THE REQUEST: Give the number of lines that include the word "我来围观你的直播间", nothing more.

SUPPLIED RECORDS:

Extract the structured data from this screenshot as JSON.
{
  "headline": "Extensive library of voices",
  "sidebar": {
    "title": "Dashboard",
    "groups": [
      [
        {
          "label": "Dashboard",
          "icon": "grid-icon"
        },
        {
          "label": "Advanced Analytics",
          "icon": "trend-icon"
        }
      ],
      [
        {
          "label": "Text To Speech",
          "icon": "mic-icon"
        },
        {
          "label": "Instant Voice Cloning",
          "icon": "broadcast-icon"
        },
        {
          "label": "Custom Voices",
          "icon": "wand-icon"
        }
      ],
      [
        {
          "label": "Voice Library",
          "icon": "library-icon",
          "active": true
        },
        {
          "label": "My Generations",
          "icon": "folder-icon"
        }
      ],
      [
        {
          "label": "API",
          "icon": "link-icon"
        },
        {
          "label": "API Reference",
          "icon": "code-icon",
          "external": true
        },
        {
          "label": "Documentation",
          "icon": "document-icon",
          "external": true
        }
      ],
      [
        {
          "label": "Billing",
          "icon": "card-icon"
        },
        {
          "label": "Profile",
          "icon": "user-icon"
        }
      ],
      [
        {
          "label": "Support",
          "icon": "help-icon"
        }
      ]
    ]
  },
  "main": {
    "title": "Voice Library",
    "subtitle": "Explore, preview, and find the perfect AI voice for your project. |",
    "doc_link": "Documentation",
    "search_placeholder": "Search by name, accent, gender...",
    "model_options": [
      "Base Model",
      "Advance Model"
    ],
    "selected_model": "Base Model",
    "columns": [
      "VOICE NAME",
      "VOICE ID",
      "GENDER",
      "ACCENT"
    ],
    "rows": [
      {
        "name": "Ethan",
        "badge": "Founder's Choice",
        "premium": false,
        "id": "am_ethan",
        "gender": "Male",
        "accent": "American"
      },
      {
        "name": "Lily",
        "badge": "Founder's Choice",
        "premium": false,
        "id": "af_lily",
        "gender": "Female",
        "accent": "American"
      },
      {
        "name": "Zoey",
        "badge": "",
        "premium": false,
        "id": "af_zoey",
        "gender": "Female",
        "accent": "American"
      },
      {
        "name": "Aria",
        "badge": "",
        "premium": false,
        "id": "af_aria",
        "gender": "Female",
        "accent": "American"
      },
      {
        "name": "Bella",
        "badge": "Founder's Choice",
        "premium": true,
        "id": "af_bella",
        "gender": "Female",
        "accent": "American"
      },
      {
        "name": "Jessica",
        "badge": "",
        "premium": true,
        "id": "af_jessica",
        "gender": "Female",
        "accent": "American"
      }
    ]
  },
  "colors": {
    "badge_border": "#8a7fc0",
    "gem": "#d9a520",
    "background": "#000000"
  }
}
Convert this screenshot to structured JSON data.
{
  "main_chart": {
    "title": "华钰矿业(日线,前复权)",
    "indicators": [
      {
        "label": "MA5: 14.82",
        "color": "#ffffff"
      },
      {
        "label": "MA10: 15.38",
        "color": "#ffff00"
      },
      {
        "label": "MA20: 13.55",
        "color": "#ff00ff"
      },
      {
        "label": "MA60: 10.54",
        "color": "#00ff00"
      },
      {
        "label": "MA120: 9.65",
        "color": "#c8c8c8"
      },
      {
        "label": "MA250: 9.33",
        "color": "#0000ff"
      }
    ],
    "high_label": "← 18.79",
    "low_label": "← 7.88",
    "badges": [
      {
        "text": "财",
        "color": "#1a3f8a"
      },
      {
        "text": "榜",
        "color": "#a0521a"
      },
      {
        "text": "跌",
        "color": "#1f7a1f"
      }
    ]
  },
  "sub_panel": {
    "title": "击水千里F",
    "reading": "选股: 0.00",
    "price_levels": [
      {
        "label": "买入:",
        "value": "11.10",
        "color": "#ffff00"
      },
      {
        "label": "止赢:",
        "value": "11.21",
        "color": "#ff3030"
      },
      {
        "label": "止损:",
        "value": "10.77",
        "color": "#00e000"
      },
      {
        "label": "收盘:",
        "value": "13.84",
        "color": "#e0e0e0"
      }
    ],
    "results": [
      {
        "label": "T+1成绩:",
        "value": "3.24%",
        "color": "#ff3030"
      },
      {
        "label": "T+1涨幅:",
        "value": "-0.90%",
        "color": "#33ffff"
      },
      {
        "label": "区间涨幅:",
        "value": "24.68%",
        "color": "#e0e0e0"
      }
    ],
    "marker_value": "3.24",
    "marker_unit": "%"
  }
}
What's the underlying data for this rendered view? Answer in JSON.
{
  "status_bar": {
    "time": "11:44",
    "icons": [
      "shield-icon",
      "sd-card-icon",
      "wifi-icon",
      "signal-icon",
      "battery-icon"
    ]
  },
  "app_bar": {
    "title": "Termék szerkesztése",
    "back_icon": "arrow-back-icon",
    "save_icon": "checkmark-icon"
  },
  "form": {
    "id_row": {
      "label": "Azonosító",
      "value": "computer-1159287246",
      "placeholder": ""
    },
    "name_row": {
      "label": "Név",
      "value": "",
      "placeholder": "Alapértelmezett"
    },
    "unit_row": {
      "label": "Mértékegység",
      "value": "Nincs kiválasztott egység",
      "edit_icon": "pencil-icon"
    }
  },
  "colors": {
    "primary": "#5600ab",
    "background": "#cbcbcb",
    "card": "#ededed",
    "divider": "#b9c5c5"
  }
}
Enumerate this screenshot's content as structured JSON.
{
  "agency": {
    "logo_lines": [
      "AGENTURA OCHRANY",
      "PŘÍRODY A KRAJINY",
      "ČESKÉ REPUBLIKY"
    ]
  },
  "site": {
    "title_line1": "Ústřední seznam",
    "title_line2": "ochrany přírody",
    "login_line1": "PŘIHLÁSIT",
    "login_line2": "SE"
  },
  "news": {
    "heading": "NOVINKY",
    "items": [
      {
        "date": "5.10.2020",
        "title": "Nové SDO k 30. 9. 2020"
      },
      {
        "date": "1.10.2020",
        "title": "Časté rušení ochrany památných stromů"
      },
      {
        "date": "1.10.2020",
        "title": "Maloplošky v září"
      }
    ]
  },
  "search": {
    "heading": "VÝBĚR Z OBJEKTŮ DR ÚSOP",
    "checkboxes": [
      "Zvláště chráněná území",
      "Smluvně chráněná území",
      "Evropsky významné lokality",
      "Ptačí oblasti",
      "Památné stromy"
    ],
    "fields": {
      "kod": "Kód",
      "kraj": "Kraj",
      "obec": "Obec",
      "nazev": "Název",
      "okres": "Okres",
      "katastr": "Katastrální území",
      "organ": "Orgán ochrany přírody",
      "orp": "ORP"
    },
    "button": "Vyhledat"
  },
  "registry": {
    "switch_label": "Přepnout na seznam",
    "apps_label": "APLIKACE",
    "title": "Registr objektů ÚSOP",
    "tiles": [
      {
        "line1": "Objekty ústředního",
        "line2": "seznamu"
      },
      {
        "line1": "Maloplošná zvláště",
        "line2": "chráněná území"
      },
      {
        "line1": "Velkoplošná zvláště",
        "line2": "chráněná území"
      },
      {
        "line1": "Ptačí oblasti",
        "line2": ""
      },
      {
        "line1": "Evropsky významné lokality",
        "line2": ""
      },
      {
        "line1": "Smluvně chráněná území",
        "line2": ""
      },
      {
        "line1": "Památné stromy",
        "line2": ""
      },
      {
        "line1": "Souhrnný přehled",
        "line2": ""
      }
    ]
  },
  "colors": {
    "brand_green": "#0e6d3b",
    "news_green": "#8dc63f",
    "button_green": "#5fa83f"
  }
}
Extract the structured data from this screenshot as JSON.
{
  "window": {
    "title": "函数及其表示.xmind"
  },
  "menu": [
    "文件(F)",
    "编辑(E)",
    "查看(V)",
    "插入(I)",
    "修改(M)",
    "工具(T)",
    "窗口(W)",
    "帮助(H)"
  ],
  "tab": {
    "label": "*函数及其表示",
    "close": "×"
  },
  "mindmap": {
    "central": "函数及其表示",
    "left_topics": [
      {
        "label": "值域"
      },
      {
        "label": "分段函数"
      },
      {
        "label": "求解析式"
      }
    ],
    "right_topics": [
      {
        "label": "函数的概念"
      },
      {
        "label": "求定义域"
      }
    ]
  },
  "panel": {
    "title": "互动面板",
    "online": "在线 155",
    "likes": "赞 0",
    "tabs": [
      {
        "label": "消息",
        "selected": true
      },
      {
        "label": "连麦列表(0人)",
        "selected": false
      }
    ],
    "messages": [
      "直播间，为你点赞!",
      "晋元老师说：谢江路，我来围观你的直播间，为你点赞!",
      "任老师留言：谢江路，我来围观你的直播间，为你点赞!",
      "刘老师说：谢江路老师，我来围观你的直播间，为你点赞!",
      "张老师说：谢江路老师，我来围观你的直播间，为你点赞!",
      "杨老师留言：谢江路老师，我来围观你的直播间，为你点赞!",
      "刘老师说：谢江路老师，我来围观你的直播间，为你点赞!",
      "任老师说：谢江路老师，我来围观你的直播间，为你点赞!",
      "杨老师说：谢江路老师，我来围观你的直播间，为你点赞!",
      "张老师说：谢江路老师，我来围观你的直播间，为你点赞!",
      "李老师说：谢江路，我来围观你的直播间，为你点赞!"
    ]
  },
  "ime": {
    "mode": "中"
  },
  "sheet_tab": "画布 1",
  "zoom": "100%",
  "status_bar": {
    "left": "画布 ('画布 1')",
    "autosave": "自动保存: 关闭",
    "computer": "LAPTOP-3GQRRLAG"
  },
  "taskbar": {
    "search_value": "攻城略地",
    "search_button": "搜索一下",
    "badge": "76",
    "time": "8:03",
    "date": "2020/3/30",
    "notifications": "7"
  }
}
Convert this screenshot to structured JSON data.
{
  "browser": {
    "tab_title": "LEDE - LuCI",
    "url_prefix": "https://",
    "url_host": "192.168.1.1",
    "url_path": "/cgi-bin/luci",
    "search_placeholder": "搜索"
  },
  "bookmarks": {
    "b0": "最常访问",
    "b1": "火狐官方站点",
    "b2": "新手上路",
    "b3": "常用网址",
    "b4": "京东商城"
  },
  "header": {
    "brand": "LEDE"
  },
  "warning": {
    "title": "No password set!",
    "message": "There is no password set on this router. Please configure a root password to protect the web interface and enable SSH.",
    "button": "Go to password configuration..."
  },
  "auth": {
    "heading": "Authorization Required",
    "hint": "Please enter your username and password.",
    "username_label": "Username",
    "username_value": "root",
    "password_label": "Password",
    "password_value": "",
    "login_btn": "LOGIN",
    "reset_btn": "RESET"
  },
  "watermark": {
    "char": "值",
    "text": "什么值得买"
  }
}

FINISHED EXERCISE: 10